>> BEGIN DATA TO PROCESS
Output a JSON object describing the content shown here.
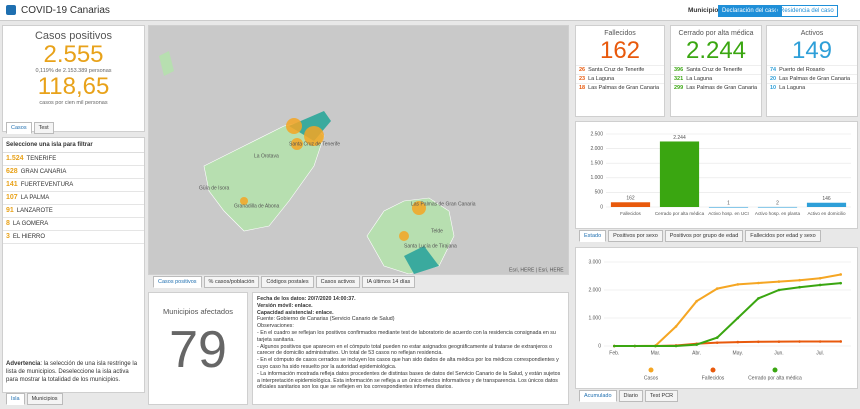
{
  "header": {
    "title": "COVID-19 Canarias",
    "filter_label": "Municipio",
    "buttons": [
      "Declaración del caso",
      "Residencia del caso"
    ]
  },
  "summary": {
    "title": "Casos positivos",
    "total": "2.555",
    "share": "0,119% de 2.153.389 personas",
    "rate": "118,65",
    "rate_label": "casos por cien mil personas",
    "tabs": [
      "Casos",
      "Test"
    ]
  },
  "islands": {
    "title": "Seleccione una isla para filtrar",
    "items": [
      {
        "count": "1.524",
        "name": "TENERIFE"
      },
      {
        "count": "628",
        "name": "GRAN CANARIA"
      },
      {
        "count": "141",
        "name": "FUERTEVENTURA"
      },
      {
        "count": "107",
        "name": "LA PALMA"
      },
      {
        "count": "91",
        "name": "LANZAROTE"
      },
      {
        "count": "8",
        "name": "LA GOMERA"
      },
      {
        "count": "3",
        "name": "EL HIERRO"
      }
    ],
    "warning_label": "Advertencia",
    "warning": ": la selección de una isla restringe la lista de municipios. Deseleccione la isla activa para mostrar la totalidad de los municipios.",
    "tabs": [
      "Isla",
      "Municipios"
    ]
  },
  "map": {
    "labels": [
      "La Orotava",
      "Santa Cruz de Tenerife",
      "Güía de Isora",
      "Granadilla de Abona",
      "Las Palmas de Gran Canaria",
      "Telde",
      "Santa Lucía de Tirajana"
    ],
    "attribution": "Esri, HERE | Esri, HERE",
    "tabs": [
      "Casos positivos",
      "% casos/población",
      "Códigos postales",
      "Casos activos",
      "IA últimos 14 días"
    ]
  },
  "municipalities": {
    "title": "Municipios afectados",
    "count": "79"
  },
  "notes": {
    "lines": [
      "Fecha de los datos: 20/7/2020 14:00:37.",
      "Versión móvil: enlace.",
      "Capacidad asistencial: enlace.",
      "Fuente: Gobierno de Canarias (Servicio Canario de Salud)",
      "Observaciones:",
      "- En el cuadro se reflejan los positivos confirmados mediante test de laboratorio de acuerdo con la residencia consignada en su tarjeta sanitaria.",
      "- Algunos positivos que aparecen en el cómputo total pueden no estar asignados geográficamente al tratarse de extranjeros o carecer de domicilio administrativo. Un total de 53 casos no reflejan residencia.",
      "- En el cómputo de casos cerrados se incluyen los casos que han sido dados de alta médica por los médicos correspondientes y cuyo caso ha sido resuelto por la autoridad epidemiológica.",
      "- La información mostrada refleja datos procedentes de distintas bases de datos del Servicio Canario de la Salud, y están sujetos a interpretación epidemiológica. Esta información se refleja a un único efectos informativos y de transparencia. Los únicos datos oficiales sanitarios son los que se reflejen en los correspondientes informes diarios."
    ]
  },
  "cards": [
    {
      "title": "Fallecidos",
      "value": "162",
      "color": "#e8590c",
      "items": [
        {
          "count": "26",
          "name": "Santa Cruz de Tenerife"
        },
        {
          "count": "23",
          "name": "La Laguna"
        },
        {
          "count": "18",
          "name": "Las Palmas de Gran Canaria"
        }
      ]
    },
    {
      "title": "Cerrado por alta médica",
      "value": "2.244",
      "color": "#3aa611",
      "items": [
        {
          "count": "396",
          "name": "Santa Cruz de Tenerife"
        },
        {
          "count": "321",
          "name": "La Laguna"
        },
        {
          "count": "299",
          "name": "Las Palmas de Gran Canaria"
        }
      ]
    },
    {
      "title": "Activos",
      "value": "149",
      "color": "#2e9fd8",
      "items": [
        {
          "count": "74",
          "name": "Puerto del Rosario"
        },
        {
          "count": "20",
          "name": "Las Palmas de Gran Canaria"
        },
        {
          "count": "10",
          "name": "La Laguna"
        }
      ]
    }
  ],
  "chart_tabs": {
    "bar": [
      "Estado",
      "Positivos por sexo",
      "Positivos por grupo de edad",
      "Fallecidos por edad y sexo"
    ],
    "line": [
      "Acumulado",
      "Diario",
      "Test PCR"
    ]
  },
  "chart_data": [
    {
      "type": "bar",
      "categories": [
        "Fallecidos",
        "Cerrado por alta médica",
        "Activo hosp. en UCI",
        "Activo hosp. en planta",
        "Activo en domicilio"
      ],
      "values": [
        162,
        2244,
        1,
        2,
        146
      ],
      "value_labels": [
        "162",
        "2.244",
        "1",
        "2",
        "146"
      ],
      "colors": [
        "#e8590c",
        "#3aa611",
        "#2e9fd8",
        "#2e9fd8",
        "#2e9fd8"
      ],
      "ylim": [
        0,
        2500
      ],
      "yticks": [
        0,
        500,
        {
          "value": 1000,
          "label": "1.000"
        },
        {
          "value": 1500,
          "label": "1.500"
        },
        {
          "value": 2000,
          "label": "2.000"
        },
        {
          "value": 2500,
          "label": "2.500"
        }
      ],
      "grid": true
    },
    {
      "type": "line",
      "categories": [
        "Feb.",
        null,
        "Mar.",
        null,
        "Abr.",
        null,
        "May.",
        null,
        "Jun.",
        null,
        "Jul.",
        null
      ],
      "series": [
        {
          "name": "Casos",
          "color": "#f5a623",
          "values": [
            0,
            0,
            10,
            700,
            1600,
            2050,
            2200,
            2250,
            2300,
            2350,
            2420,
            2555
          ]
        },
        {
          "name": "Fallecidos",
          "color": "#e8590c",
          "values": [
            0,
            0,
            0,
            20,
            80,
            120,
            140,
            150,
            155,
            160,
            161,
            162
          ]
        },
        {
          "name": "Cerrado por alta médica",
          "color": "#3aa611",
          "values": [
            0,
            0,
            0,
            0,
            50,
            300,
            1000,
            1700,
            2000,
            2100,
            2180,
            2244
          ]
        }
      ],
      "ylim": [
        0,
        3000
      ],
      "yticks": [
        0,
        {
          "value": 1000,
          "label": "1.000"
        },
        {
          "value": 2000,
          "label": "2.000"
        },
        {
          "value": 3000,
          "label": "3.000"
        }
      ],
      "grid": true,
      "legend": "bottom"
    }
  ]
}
>> END DATA TO PROCESS
**WHAT YOU NEED TO DO:** Skip the pictures and print each record exactly as it stands.

**ANSWER TO THIS EXERCISE:**
Output a JSON object describing the content shown here.
{
  "header": {
    "title": "COVID-19 Canarias",
    "filter_label": "Municipio",
    "buttons": [
      "Declaración del caso",
      "Residencia del caso"
    ]
  },
  "summary": {
    "title": "Casos positivos",
    "total": "2.555",
    "share": "0,119% de 2.153.389 personas",
    "rate": "118,65",
    "rate_label": "casos por cien mil personas",
    "tabs": [
      "Casos",
      "Test"
    ]
  },
  "islands": {
    "title": "Seleccione una isla para filtrar",
    "items": [
      {
        "count": "1.524",
        "name": "TENERIFE"
      },
      {
        "count": "628",
        "name": "GRAN CANARIA"
      },
      {
        "count": "141",
        "name": "FUERTEVENTURA"
      },
      {
        "count": "107",
        "name": "LA PALMA"
      },
      {
        "count": "91",
        "name": "LANZAROTE"
      },
      {
        "count": "8",
        "name": "LA GOMERA"
      },
      {
        "count": "3",
        "name": "EL HIERRO"
      }
    ],
    "warning_label": "Advertencia",
    "warning": ": la selección de una isla restringe la lista de municipios. Deseleccione la isla activa para mostrar la totalidad de los municipios.",
    "tabs": [
      "Isla",
      "Municipios"
    ]
  },
  "map": {
    "labels": [
      "La Orotava",
      "Santa Cruz de Tenerife",
      "Güía de Isora",
      "Granadilla de Abona",
      "Las Palmas de Gran Canaria",
      "Telde",
      "Santa Lucía de Tirajana"
    ],
    "attribution": "Esri, HERE | Esri, HERE",
    "tabs": [
      "Casos positivos",
      "% casos/población",
      "Códigos postales",
      "Casos activos",
      "IA últimos 14 días"
    ]
  },
  "municipalities": {
    "title": "Municipios afectados",
    "count": "79"
  },
  "notes": {
    "lines": [
      "Fecha de los datos: 20/7/2020 14:00:37.",
      "Versión móvil: enlace.",
      "Capacidad asistencial: enlace.",
      "Fuente: Gobierno de Canarias (Servicio Canario de Salud)",
      "Observaciones:",
      "- En el cuadro se reflejan los positivos confirmados mediante test de laboratorio de acuerdo con la residencia consignada en su tarjeta sanitaria.",
      "- Algunos positivos que aparecen en el cómputo total pueden no estar asignados geográficamente al tratarse de extranjeros o carecer de domicilio administrativo. Un total de 53 casos no reflejan residencia.",
      "- En el cómputo de casos cerrados se incluyen los casos que han sido dados de alta médica por los médicos correspondientes y cuyo caso ha sido resuelto por la autoridad epidemiológica.",
      "- La información mostrada refleja datos procedentes de distintas bases de datos del Servicio Canario de la Salud, y están sujetos a interpretación epidemiológica. Esta información se refleja a un único efectos informativos y de transparencia. Los únicos datos oficiales sanitarios son los que se reflejen en los correspondientes informes diarios."
    ]
  },
  "cards": [
    {
      "title": "Fallecidos",
      "value": "162",
      "color": "#e8590c",
      "items": [
        {
          "count": "26",
          "name": "Santa Cruz de Tenerife"
        },
        {
          "count": "23",
          "name": "La Laguna"
        },
        {
          "count": "18",
          "name": "Las Palmas de Gran Canaria"
        }
      ]
    },
    {
      "title": "Cerrado por alta médica",
      "value": "2.244",
      "color": "#3aa611",
      "items": [
        {
          "count": "396",
          "name": "Santa Cruz de Tenerife"
        },
        {
          "count": "321",
          "name": "La Laguna"
        },
        {
          "count": "299",
          "name": "Las Palmas de Gran Canaria"
        }
      ]
    },
    {
      "title": "Activos",
      "value": "149",
      "color": "#2e9fd8",
      "items": [
        {
          "count": "74",
          "name": "Puerto del Rosario"
        },
        {
          "count": "20",
          "name": "Las Palmas de Gran Canaria"
        },
        {
          "count": "10",
          "name": "La Laguna"
        }
      ]
    }
  ],
  "chart_tabs": {
    "bar": [
      "Estado",
      "Positivos por sexo",
      "Positivos por grupo de edad",
      "Fallecidos por edad y sexo"
    ],
    "line": [
      "Acumulado",
      "Diario",
      "Test PCR"
    ]
  },
  "chart_data": [
    {
      "type": "bar",
      "categories": [
        "Fallecidos",
        "Cerrado por alta médica",
        "Activo hosp. en UCI",
        "Activo hosp. en planta",
        "Activo en domicilio"
      ],
      "values": [
        162,
        2244,
        1,
        2,
        146
      ],
      "value_labels": [
        "162",
        "2.244",
        "1",
        "2",
        "146"
      ],
      "colors": [
        "#e8590c",
        "#3aa611",
        "#2e9fd8",
        "#2e9fd8",
        "#2e9fd8"
      ],
      "ylim": [
        0,
        2500
      ],
      "yticks": [
        0,
        500,
        {
          "value": 1000,
          "label": "1.000"
        },
        {
          "value": 1500,
          "label": "1.500"
        },
        {
          "value": 2000,
          "label": "2.000"
        },
        {
          "value": 2500,
          "label": "2.500"
        }
      ],
      "grid": true
    },
    {
      "type": "line",
      "categories": [
        "Feb.",
        null,
        "Mar.",
        null,
        "Abr.",
        null,
        "May.",
        null,
        "Jun.",
        null,
        "Jul.",
        null
      ],
      "series": [
        {
          "name": "Casos",
          "color": "#f5a623",
          "values": [
            0,
            0,
            10,
            700,
            1600,
            2050,
            2200,
            2250,
            2300,
            2350,
            2420,
            2555
          ]
        },
        {
          "name": "Fallecidos",
          "color": "#e8590c",
          "values": [
            0,
            0,
            0,
            20,
            80,
            120,
            140,
            150,
            155,
            160,
            161,
            162
          ]
        },
        {
          "name": "Cerrado por alta médica",
          "color": "#3aa611",
          "values": [
            0,
            0,
            0,
            0,
            50,
            300,
            1000,
            1700,
            2000,
            2100,
            2180,
            2244
          ]
        }
      ],
      "ylim": [
        0,
        3000
      ],
      "yticks": [
        0,
        {
          "value": 1000,
          "label": "1.000"
        },
        {
          "value": 2000,
          "label": "2.000"
        },
        {
          "value": 3000,
          "label": "3.000"
        }
      ],
      "grid": true,
      "legend": "bottom"
    }
  ]
}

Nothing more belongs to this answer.